▶ **How to complete this task**
An exact reprint of the listing is required, with no pictures included.

[[ Given information, beginning ]]

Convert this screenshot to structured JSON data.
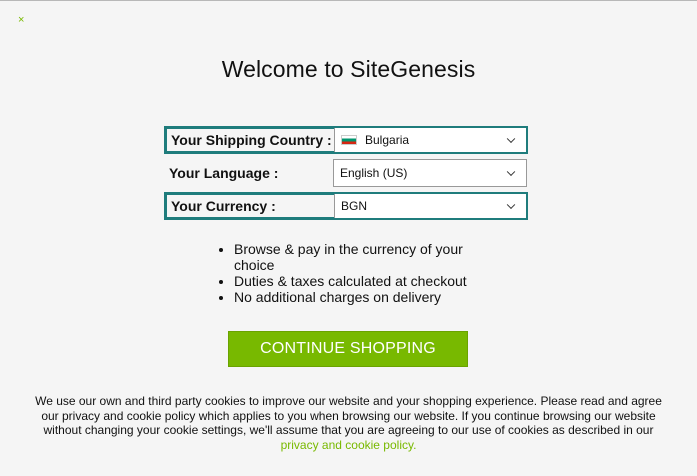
{
  "close_symbol": "×",
  "title": "Welcome to SiteGenesis",
  "form": {
    "shipping_country": {
      "label": "Your Shipping Country :",
      "value": "Bulgaria",
      "flag_icon": "bulgaria-flag-icon"
    },
    "language": {
      "label": "Your Language :",
      "value": "English (US)"
    },
    "currency": {
      "label": "Your Currency :",
      "value": "BGN"
    }
  },
  "benefits": [
    "Browse & pay in the currency of your choice",
    "Duties & taxes calculated at checkout",
    "No additional charges on delivery"
  ],
  "cta_label": "CONTINUE SHOPPING",
  "cookie_notice": {
    "text": "We use our own and third party cookies to improve our website and your shopping experience. Please read and agree our privacy and cookie policy which applies to you when browsing our website. If you continue browsing our website without changing your cookie settings, we'll assume that you are agreeing to our use of cookies as described in our ",
    "link_text": "privacy and cookie policy."
  },
  "colors": {
    "accent": "#78b900",
    "highlight_border": "#1f7c7c"
  }
}
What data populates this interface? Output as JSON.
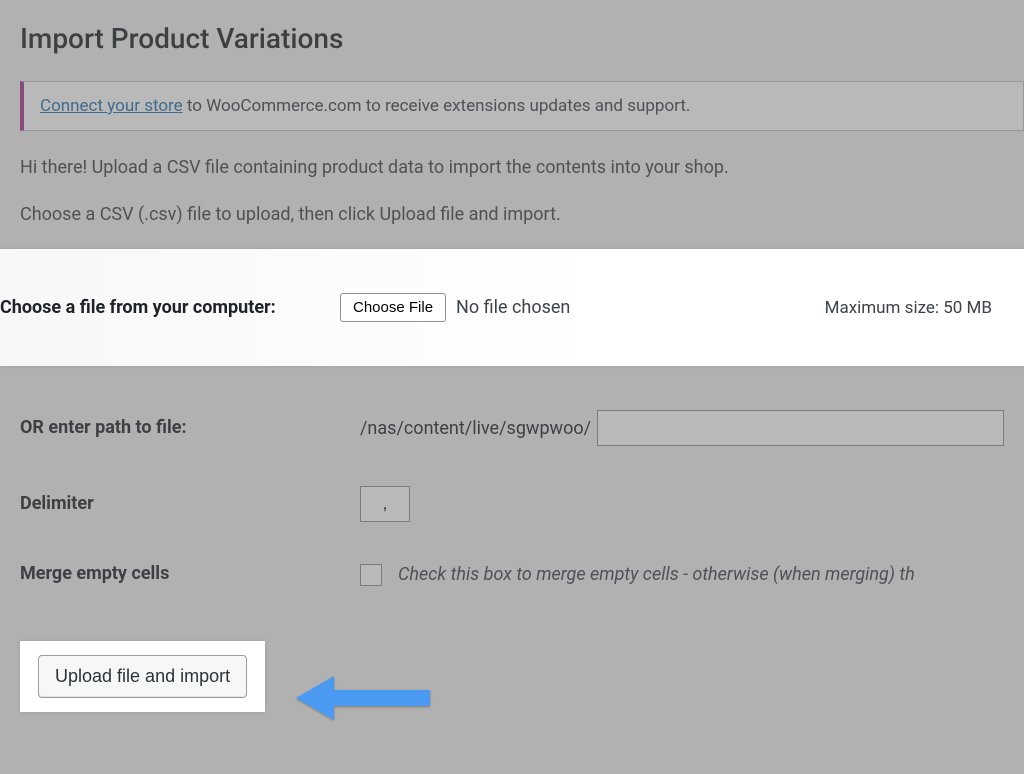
{
  "page": {
    "title": "Import Product Variations",
    "notice_link": "Connect your store",
    "notice_text": " to WooCommerce.com to receive extensions updates and support.",
    "intro1": "Hi there! Upload a CSV file containing product data to import the contents into your shop.",
    "intro2": "Choose a CSV (.csv) file to upload, then click Upload file and import."
  },
  "fields": {
    "choose_label": "Choose a file from your computer:",
    "choose_button": "Choose File",
    "file_status": "No file chosen",
    "max_size": "Maximum size: 50 MB",
    "path_label": "OR enter path to file:",
    "path_prefix": "/nas/content/live/sgwpwoo/",
    "path_value": "",
    "delimiter_label": "Delimiter",
    "delimiter_value": ",",
    "merge_label": "Merge empty cells",
    "merge_help": "Check this box to merge empty cells - otherwise (when merging) th"
  },
  "submit": {
    "label": "Upload file and import"
  }
}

[[ Given information, end ]]

▶ **Reply to the exercise**
Convert this screenshot to structured JSON data.
{
  "close_symbol": "×",
  "title": "Welcome to SiteGenesis",
  "form": {
    "shipping_country": {
      "label": "Your Shipping Country :",
      "value": "Bulgaria",
      "flag_icon": "bulgaria-flag-icon"
    },
    "language": {
      "label": "Your Language :",
      "value": "English (US)"
    },
    "currency": {
      "label": "Your Currency :",
      "value": "BGN"
    }
  },
  "benefits": [
    "Browse & pay in the currency of your choice",
    "Duties & taxes calculated at checkout",
    "No additional charges on delivery"
  ],
  "cta_label": "CONTINUE SHOPPING",
  "cookie_notice": {
    "text": "We use our own and third party cookies to improve our website and your shopping experience. Please read and agree our privacy and cookie policy which applies to you when browsing our website. If you continue browsing our website without changing your cookie settings, we'll assume that you are agreeing to our use of cookies as described in our ",
    "link_text": "privacy and cookie policy."
  },
  "colors": {
    "accent": "#78b900",
    "highlight_border": "#1f7c7c"
  }
}
What data populates this interface? Output as JSON.
{
  "page": {
    "title": "Import Product Variations",
    "notice_link": "Connect your store",
    "notice_text": " to WooCommerce.com to receive extensions updates and support.",
    "intro1": "Hi there! Upload a CSV file containing product data to import the contents into your shop.",
    "intro2": "Choose a CSV (.csv) file to upload, then click Upload file and import."
  },
  "fields": {
    "choose_label": "Choose a file from your computer:",
    "choose_button": "Choose File",
    "file_status": "No file chosen",
    "max_size": "Maximum size: 50 MB",
    "path_label": "OR enter path to file:",
    "path_prefix": "/nas/content/live/sgwpwoo/",
    "path_value": "",
    "delimiter_label": "Delimiter",
    "delimiter_value": ",",
    "merge_label": "Merge empty cells",
    "merge_help": "Check this box to merge empty cells - otherwise (when merging) th"
  },
  "submit": {
    "label": "Upload file and import"
  }
}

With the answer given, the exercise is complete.